• **Prompt**
Quote the part of the ceramic fuel cell abstract starting with "[3] M. I. Asghar, S." and going on through "Hydrogen Energy, (2019).".

New Energy Technologies Group, Department of Applied Physics, Aalto University School of Science, P. O. Box 15100, FI-00076 Aalto, Espoo, Finland.

Faculty of Physics and Electronic Science, Hubei University, Wuhan, Hubei, 430062, China.

imran.asghar@aalto.fi

Ceramic fuel cell, a.k.a. solid oxide fuel cell, has been emerging as a clean energy technology [1–3]. Researchers of the fuel cell community have been reporting promising electrode and electrolyte materials for the fuel cell since many decades. Many researchers reported fabrication of their cells using power-press methods [4,5]. Although this method is good for the small-scale research studies, this method is not suitable for large-scale upscaling of the technology. The current state-of-the-art ceramic fuel cells are manufactured using tape-casting and screen-printing techniques. Other techniques such as pulse laser deposition, spraying techniques, atomic layer deposition, physical and chemical vapor deposition methods, have been reported as well. Recently, the fabrication of ceramic fuel cell fabrication have been reported using ink-jet and 3D printing techniques. These low-cost printing techniques could solve many issues faced by the promising fuel cell technology. In this study, an overview on the trend of the ceramic fuel cell fabrication and their effects on the cell performance and stability will be presented. The key challenges related to the conventional and 3D fabrication will be highlighted in the work.

Figure 1: up) Traditional 3-layer ceramic nanocomposite fuel cell; down) so called “single-layer” ceramic fuel cell.

Acknowledgement.This work is supported by Academy of Finland (Grant No. 13329016). Dr. Asghar thanks Academy of Finland (Grant No. 13322738) and the Hubei overseas Talent 100 program for their support.

References

[1] M. I. Asghar, M. Heikkilä and P. D. Lund, Materials Today Energy, 5 (2017) 338.

[2] M. I. Asghar, S. Jouttijärvi and P. D. Lund, International Journal of Hydrogen energy, 43 (2018) 12892.

[3] M. I. Asghar, S. Jouttijärvi and P. D. Lund, International Journal of Hydrogen energy, 43 (2018) 12797.

[4] M. I. Asghar, S. Jouttijärvi, R. Jokiranta, A. Valtavirta and P. D. Lund, Nanoenergy, 53 (2018) 391.

[5] M. I. Asghar, S. Jouttijärvi, R. Jokiranta, E. Hochreiner and P. D. Lund, International Journal of Hydrogen Energy, (2019).

(Document understanding data)

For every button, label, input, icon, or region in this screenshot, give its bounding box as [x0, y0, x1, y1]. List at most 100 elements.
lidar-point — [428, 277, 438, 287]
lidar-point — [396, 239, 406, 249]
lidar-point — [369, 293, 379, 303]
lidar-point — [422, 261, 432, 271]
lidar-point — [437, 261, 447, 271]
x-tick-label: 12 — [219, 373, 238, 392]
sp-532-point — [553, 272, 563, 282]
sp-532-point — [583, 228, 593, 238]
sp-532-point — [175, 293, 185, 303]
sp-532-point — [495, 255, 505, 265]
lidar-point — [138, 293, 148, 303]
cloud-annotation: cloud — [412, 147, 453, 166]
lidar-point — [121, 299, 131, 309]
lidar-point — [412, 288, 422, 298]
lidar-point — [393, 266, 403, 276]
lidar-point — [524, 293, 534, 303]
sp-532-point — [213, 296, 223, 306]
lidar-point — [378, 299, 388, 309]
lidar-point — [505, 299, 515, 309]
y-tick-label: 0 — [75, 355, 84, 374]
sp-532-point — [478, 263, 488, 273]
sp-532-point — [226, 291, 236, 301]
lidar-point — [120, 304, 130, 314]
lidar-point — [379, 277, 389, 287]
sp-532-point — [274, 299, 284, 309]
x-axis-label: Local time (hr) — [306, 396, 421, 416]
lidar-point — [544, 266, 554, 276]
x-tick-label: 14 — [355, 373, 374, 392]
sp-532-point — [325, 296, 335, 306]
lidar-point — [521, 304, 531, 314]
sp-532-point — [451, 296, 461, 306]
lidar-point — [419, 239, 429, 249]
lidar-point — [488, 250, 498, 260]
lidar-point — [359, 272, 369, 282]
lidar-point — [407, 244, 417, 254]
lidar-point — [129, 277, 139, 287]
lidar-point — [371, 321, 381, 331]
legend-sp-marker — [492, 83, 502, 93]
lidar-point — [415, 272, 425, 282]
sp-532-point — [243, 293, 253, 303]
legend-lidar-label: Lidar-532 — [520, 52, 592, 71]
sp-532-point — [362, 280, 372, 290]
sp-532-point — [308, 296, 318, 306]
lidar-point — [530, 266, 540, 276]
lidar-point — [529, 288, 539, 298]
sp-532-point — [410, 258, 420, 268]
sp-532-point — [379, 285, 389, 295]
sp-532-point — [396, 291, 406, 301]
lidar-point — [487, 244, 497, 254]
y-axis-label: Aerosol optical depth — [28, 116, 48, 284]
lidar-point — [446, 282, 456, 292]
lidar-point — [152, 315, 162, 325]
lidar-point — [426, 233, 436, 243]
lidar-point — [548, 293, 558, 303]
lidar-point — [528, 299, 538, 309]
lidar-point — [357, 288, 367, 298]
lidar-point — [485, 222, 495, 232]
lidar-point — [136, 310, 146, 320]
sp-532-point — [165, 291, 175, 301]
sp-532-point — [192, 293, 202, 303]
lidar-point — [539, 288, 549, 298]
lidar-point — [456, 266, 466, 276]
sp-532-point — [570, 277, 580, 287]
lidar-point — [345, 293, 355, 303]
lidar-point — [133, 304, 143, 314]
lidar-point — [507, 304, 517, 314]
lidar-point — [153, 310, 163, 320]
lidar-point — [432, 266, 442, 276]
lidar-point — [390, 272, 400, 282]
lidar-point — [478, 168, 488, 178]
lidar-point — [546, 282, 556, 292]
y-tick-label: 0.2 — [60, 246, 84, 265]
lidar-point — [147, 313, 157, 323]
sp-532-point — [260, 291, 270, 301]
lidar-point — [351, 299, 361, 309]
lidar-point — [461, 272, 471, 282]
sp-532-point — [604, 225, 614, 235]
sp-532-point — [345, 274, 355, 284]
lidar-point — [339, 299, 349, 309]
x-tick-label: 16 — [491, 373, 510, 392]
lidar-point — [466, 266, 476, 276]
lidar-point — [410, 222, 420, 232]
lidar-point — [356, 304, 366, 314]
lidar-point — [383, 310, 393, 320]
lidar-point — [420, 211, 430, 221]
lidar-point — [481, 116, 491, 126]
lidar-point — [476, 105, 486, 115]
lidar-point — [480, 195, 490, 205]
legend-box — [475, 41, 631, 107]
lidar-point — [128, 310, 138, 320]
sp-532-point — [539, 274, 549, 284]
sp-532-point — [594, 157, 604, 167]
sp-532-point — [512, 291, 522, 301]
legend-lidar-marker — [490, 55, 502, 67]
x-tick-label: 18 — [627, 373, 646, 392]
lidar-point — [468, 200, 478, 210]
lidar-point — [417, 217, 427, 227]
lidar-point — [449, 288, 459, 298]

• **Task output**
[3] M. I. Asghar, S. Jouttijärvi and P. D. Lund, International Journal of Hydrogen energy, 43 (2018) 12797.

[4] M. I. Asghar, S. Jouttijärvi, R. Jokiranta, A. Valtavirta and P. D. Lund, Nanoenergy, 53 (2018) 391.

[5] M. I. Asghar, S. Jouttijärvi, R. Jokiranta, E. Hochreiner and P. D. Lund, International Journal of Hydrogen Energy, (2019).